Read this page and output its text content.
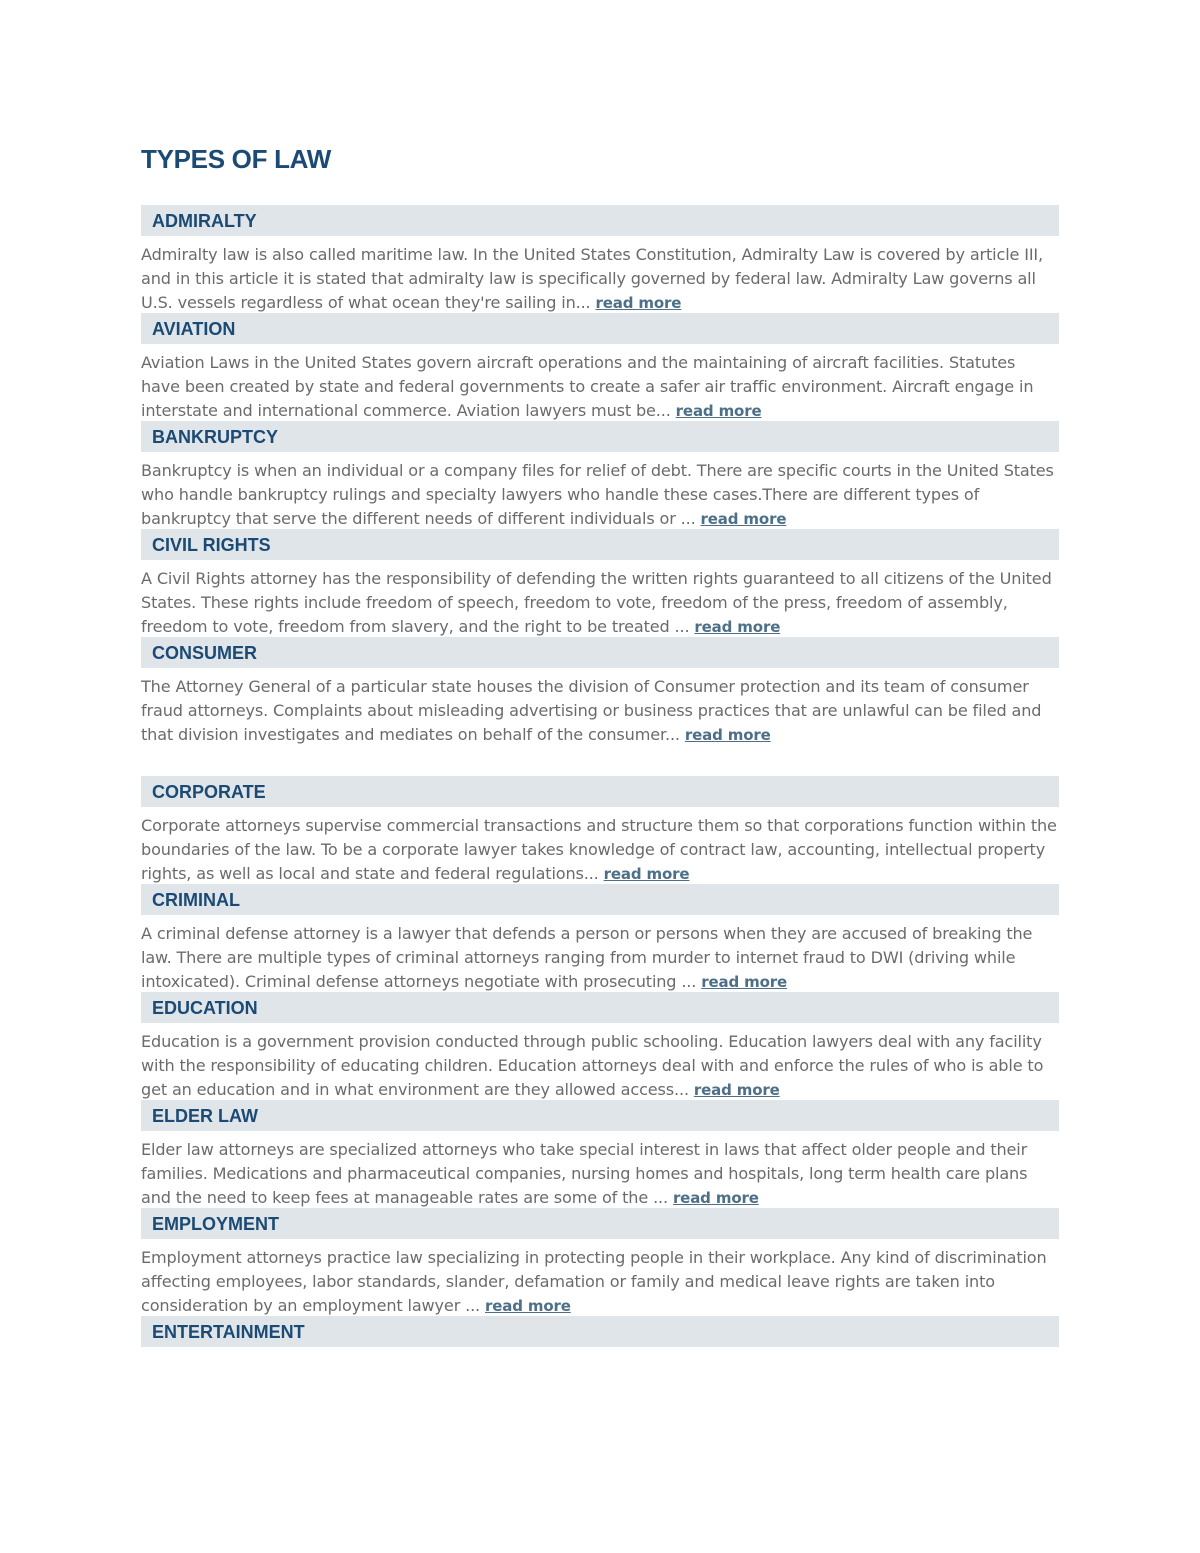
TYPES OF LAW
ADMIRALTY

Admiralty law is also called maritime law. In the United States Constitution, Admiralty Law is covered by article III, and in this article it is stated that admiralty law is specifically governed by federal law. Admiralty Law governs all U.S. vessels regardless of what ocean they're sailing in... read more

AVIATION

Aviation Laws in the United States govern aircraft operations and the maintaining of aircraft facilities. Statutes have been created by state and federal governments to create a safer air traffic environment. Aircraft engage in interstate and international commerce. Aviation lawyers must be... read more

BANKRUPTCY

Bankruptcy is when an individual or a company files for relief of debt. There are specific courts in the United States who handle bankruptcy rulings and specialty lawyers who handle these cases.There are different types of bankruptcy that serve the different needs of different individuals or ... read more

CIVIL RIGHTS

A Civil Rights attorney has the responsibility of defending the written rights guaranteed to all citizens of the United States. These rights include freedom of speech, freedom to vote, freedom of the press, freedom of assembly, freedom to vote, freedom from slavery, and the right to be treated ... read more

CONSUMER

The Attorney General of a particular state houses the division of Consumer protection and its team of consumer fraud attorneys. Complaints about misleading advertising or business practices that are unlawful can be filed and that division investigates and mediates on behalf of the consumer... read more

CORPORATE

Corporate attorneys supervise commercial transactions and structure them so that corporations function within the boundaries of the law. To be a corporate lawyer takes knowledge of contract law, accounting, intellectual property rights, as well as local and state and federal regulations... read more

CRIMINAL

A criminal defense attorney is a lawyer that defends a person or persons when they are accused of breaking the law. There are multiple types of criminal attorneys ranging from murder to internet fraud to DWI (driving while intoxicated). Criminal defense attorneys negotiate with prosecuting ... read more

EDUCATION

Education is a government provision conducted through public schooling. Education lawyers deal with any facility with the responsibility of educating children. Education attorneys deal with and enforce the rules of who is able to get an education and in what environment are they allowed access... read more

ELDER LAW

Elder law attorneys are specialized attorneys who take special interest in laws that affect older people and their families. Medications and pharmaceutical companies, nursing homes and hospitals, long term health care plans and the need to keep fees at manageable rates are some of the ... read more

EMPLOYMENT

Employment attorneys practice law specializing in protecting people in their workplace. Any kind of discrimination affecting employees, labor standards, slander, defamation or family and medical leave rights are taken into consideration by an employment lawyer ... read more

ENTERTAINMENT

Task statement:
Scan the listing above. Gather each line that contains the word "their".

Written answer:
Elder law attorneys are specialized attorneys who take special interest in laws that affect older people and their families. Medications and pharmaceutical companies, nursing homes and hospitals, long term health care plans and the need to keep fees at manageable rates are some of the ... read more
Employment attorneys practice law specializing in protecting people in their workplace. Any kind of discrimination affecting employees, labor standards, slander, defamation or family and medical leave rights are taken into consideration by an employment lawyer ... read more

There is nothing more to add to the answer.